The task:
Word for word, copy every line of the data.

Input:
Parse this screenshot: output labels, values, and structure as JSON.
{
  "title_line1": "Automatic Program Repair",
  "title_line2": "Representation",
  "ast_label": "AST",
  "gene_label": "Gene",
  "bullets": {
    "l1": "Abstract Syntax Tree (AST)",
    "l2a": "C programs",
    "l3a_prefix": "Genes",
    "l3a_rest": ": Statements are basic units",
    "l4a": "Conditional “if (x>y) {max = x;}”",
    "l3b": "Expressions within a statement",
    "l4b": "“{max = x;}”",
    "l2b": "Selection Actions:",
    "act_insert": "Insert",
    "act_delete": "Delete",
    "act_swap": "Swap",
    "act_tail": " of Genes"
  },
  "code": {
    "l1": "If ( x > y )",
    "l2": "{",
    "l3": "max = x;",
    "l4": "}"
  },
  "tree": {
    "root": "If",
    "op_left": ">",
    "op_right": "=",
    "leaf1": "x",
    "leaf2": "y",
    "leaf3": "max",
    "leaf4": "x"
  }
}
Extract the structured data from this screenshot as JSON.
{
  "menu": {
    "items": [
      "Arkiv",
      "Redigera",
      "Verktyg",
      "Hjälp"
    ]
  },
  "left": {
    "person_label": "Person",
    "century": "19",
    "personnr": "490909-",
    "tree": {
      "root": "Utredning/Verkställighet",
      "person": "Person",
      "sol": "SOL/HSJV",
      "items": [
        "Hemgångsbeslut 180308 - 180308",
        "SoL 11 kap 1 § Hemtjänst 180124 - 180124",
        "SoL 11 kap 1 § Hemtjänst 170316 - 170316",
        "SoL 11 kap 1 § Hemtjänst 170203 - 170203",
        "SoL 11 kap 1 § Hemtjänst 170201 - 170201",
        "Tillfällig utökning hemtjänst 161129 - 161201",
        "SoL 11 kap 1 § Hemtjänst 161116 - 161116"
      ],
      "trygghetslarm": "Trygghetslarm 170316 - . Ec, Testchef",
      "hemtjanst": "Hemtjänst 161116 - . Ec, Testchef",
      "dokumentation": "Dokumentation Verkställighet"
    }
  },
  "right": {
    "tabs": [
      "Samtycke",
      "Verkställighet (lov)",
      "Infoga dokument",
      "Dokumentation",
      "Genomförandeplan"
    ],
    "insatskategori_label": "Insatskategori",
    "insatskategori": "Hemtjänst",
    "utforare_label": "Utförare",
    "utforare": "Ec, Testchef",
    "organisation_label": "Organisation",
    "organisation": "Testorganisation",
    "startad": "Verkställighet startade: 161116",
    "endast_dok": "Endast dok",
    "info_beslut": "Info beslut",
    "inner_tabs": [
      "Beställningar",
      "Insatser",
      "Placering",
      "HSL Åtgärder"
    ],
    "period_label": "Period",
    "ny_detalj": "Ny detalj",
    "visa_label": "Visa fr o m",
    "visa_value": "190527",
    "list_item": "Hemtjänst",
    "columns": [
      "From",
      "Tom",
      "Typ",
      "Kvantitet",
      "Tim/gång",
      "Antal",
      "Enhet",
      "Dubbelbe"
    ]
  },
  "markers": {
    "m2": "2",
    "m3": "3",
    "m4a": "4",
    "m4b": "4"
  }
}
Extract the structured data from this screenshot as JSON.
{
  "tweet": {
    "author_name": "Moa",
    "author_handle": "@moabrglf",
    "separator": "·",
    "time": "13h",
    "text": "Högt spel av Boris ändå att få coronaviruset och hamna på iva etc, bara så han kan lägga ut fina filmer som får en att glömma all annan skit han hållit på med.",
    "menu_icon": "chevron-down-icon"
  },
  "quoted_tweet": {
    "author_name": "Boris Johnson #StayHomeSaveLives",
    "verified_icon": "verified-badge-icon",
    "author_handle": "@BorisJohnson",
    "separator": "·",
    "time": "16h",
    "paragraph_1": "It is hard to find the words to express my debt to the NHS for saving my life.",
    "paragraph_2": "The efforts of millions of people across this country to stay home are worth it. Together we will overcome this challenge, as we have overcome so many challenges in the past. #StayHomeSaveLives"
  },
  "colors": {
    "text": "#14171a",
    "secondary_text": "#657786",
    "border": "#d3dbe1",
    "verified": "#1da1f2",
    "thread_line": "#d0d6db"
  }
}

Answer to this exercise:
Parse this screenshot: output labels, values, and structure as JSON.
{
  "title_line1": "Automatic Program Repair",
  "title_line2": "Representation",
  "ast_label": "AST",
  "gene_label": "Gene",
  "bullets": {
    "l1": "Abstract Syntax Tree (AST)",
    "l2a": "C programs",
    "l3a_prefix": "Genes",
    "l3a_rest": ": Statements are basic units",
    "l4a": "Conditional “if (x>y) {max = x;}”",
    "l3b": "Expressions within a statement",
    "l4b": "“{max = x;}”",
    "l2b": "Selection Actions:",
    "act_insert": "Insert",
    "act_delete": "Delete",
    "act_swap": "Swap",
    "act_tail": " of Genes"
  },
  "code": {
    "l1": "If ( x > y )",
    "l2": "{",
    "l3": "max = x;",
    "l4": "}"
  },
  "tree": {
    "root": "If",
    "op_left": ">",
    "op_right": "=",
    "leaf1": "x",
    "leaf2": "y",
    "leaf3": "max",
    "leaf4": "x"
  }
}
Extract the structured data from this screenshot as JSON.
{
  "menu": {
    "items": [
      "Arkiv",
      "Redigera",
      "Verktyg",
      "Hjälp"
    ]
  },
  "left": {
    "person_label": "Person",
    "century": "19",
    "personnr": "490909-",
    "tree": {
      "root": "Utredning/Verkställighet",
      "person": "Person",
      "sol": "SOL/HSJV",
      "items": [
        "Hemgångsbeslut 180308 - 180308",
        "SoL 11 kap 1 § Hemtjänst 180124 - 180124",
        "SoL 11 kap 1 § Hemtjänst 170316 - 170316",
        "SoL 11 kap 1 § Hemtjänst 170203 - 170203",
        "SoL 11 kap 1 § Hemtjänst 170201 - 170201",
        "Tillfällig utökning hemtjänst 161129 - 161201",
        "SoL 11 kap 1 § Hemtjänst 161116 - 161116"
      ],
      "trygghetslarm": "Trygghetslarm 170316 - . Ec, Testchef",
      "hemtjanst": "Hemtjänst 161116 - . Ec, Testchef",
      "dokumentation": "Dokumentation Verkställighet"
    }
  },
  "right": {
    "tabs": [
      "Samtycke",
      "Verkställighet (lov)",
      "Infoga dokument",
      "Dokumentation",
      "Genomförandeplan"
    ],
    "insatskategori_label": "Insatskategori",
    "insatskategori": "Hemtjänst",
    "utforare_label": "Utförare",
    "utforare": "Ec, Testchef",
    "organisation_label": "Organisation",
    "organisation": "Testorganisation",
    "startad": "Verkställighet startade: 161116",
    "endast_dok": "Endast dok",
    "info_beslut": "Info beslut",
    "inner_tabs": [
      "Beställningar",
      "Insatser",
      "Placering",
      "HSL Åtgärder"
    ],
    "period_label": "Period",
    "ny_detalj": "Ny detalj",
    "visa_label": "Visa fr o m",
    "visa_value": "190527",
    "list_item": "Hemtjänst",
    "columns": [
      "From",
      "Tom",
      "Typ",
      "Kvantitet",
      "Tim/gång",
      "Antal",
      "Enhet",
      "Dubbelbe"
    ]
  },
  "markers": {
    "m2": "2",
    "m3": "3",
    "m4a": "4",
    "m4b": "4"
  }
}
Extract the structured data from this screenshot as JSON.
{
  "tweet": {
    "author_name": "Moa",
    "author_handle": "@moabrglf",
    "separator": "·",
    "time": "13h",
    "text": "Högt spel av Boris ändå att få coronaviruset och hamna på iva etc, bara så han kan lägga ut fina filmer som får en att glömma all annan skit han hållit på med.",
    "menu_icon": "chevron-down-icon"
  },
  "quoted_tweet": {
    "author_name": "Boris Johnson #StayHomeSaveLives",
    "verified_icon": "verified-badge-icon",
    "author_handle": "@BorisJohnson",
    "separator": "·",
    "time": "16h",
    "paragraph_1": "It is hard to find the words to express my debt to the NHS for saving my life.",
    "paragraph_2": "The efforts of millions of people across this country to stay home are worth it. Together we will overcome this challenge, as we have overcome so many challenges in the past. #StayHomeSaveLives"
  },
  "colors": {
    "text": "#14171a",
    "secondary_text": "#657786",
    "border": "#d3dbe1",
    "verified": "#1da1f2",
    "thread_line": "#d0d6db"
  }
}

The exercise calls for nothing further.